▶ _Fragmento del texto_:
El papel del desierto como imagen del vacío en la literatura y la historia latinoamericanas ha sido analizado extensamente por parte de los estudios y la literatura latinoamericanos1. Sin embargo, en el caso de territorios efectivamente desérticos, como la franja árida que atraviesa Norteamérica, a estas ideas sobre la naturaleza y el paisaje se sumaron a ideas relacionadas con la aridez propiamente dicha. Como muestra Catrin Gersdorf, la aridez del Great American Desert fue fundamental en el desarrollo de la identidad estadounidense, pues representaba no solo los límites del discurso de abundancia que había caracterizado el imaginario de América hasta entonces, sino también en el elemento topográfico que la diferenciaba de Europa (14). En una época en la que el atractivo de los paisajes desérticos crecía a nivel mundial gracias al surgimiento del turismo y la explosión de los relatos de viajes, la aridez representaba a la vez la potencialidad del territorio, lo que los desiertos podían llegar a ser en las manos correctas, y aquello que debía ser desterrado o controlado a toda costa. De ahí que poblar las regiones áridas y controlar el movimiento tanto de sus habitantes —humanos y no humanos— como de sus recursos haya sido esencial para imaginar y construir la nación, con base en una idea de progreso que Mary Pat Brady describe como “a rush to produce space (railroads, canals) in order to overcome space” (4).

▶ _Datos de la tarea_:
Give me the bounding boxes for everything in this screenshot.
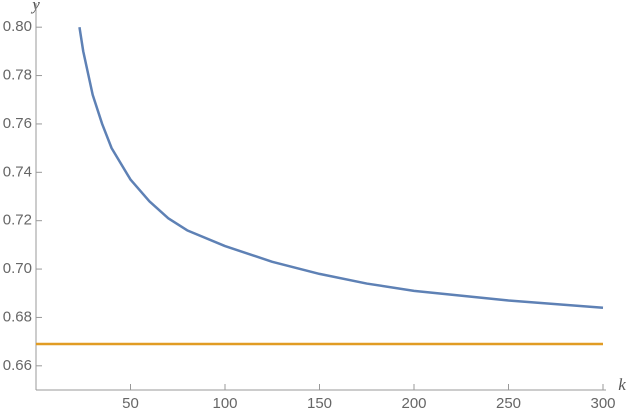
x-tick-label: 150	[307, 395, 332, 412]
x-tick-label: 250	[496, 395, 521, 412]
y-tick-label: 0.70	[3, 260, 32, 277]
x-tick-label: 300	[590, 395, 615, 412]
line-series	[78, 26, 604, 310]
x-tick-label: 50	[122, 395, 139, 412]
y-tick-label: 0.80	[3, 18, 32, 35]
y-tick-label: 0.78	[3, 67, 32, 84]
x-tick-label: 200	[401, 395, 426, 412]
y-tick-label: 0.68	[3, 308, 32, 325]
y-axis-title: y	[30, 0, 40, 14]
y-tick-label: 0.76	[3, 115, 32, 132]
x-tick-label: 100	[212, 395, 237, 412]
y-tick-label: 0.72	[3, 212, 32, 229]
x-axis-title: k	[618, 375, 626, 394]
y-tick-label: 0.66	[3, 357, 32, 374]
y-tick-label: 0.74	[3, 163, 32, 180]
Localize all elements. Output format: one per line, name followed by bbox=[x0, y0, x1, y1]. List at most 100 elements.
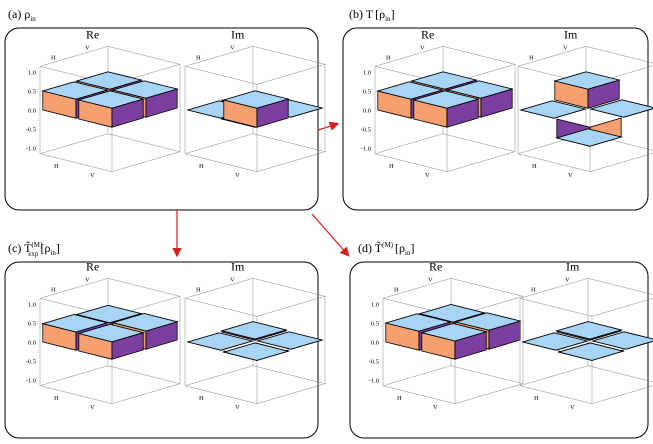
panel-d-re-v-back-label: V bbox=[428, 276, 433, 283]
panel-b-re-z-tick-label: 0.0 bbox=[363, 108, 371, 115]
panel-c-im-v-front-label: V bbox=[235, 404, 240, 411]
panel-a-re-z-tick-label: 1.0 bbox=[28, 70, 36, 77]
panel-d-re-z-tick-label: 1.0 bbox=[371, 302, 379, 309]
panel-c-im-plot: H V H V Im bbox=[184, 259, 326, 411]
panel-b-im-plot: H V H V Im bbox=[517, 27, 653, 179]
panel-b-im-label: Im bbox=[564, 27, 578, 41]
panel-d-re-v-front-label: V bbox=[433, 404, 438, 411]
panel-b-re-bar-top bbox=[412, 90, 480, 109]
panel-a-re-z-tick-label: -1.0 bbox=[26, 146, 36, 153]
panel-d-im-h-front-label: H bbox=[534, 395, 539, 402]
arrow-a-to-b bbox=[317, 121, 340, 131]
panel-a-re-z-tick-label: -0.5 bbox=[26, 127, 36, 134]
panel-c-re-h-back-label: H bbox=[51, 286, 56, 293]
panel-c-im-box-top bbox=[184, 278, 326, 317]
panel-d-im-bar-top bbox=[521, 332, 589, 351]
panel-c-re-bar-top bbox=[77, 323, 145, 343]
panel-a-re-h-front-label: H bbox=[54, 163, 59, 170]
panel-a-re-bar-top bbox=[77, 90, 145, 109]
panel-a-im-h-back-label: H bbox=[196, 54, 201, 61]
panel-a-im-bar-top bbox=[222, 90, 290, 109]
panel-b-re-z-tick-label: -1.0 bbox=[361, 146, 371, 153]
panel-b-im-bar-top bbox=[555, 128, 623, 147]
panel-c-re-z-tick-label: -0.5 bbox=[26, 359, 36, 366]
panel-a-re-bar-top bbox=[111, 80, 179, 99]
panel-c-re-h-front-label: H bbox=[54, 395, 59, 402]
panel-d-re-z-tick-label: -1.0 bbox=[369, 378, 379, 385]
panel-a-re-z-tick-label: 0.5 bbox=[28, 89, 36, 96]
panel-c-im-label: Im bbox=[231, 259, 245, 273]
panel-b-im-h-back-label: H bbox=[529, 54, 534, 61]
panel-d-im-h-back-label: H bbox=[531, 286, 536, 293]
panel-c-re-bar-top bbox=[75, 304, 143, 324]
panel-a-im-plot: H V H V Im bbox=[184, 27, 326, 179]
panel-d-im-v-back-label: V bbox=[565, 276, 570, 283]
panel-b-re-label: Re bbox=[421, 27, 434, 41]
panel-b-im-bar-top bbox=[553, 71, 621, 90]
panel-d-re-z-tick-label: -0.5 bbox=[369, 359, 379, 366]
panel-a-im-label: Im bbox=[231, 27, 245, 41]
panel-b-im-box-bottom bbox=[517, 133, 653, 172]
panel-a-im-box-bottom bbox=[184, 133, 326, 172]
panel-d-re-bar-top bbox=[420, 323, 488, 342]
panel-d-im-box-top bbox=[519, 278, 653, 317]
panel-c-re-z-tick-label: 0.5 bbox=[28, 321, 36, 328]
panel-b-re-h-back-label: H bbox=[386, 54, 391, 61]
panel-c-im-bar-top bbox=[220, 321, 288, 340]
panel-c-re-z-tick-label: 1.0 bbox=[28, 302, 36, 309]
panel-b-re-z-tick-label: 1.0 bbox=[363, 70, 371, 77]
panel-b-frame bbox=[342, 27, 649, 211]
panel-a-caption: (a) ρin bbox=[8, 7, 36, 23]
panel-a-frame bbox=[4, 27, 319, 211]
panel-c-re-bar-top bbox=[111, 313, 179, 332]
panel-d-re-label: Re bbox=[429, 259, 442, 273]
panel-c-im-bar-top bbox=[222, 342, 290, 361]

▶ _Lo que se pide_:
**1.** Copia sin cambios las líneas de las entradas que van desde la que contiene "panel-d-re-v-back-label: V bbox=[428, 276, 433, 283]" hasta la que contiene "panel-a-re-z-tick-label: -1.0 bbox=[26, 146, 36, 153]", las dos incluidas.
**2.** Sigue escribiendo el texto sobre la aridez del desierto norteamericano a partir de donde se corta.

▶ _Las respuestas_:
**1.**
panel-d-re-v-back-label: V bbox=[428, 276, 433, 283]
panel-b-re-z-tick-label: 0.0 bbox=[363, 108, 371, 115]
panel-c-im-v-front-label: V bbox=[235, 404, 240, 411]
panel-a-re-z-tick-label: 1.0 bbox=[28, 70, 36, 77]
panel-d-re-z-tick-label: 1.0 bbox=[371, 302, 379, 309]
panel-c-im-plot: H V H V Im bbox=[184, 259, 326, 411]
panel-b-im-plot: H V H V Im bbox=[517, 27, 653, 179]
panel-b-im-label: Im bbox=[564, 27, 578, 41]
panel-d-re-v-front-label: V bbox=[433, 404, 438, 411]
panel-b-re-bar-top bbox=[412, 90, 480, 109]
panel-a-re-z-tick-label: -1.0 bbox=[26, 146, 36, 153]

**2.**
A pesar de las notables diferencias ideológicas entre Estados Unidos y México, el afán por construir infraestructura para transformar los desiertos en espacios productivos e integrarlos en la economía nacional y global también caracterizó la actitud del Estado mexicano, sobre todo después de la Revolución, cuando el gobierno federal inició un progreso agresivo de modernización de las regiones fronterizas que incluyó, por ejemplo, la transformación radical de las prácticas agrícolas y la construcción de represas de hormigón y sistemas de riego con canales para reemplazar sistemas de irrigación efímera (Rojas Rabiela y Gutiérrez Ruvalcaba 285). Desde entonces, el avance irrefrenable de la urbanización y la modernización ha transformado la forma de vivir, entender y recordar las regiones áridas de Norteamérica a ambos lados de la frontera, transformando —o sustituyendo— a quienes habían vivido de la tierra en personas que simplemente “happened to live on the land” (Bowden 7). La construcción de ferrovías, carreteras e infraestructuras para controlar el flujo del agua ha contribuido al desarrollo de enormes centros urbanos, al abandono de prácticas de subsistencia (Pérez-Taylor 23) y a la imposición de la minería y de formas de producción agrícola desarrolladas en territorios radicalmente distintos (Gersdorf 18). Este impulso modernizador, ha desertificado estas regiones en el sentido más amplio del término, es decir, las ha vaciado, por un lado, de otros modos de habitar la tierra para crear una y otra vez la tabula rasa prometida por el imaginario del desierto y, por el otro, de todo tipo de especies y “recursos”, incluidos el agua y los nutrientes del suelo.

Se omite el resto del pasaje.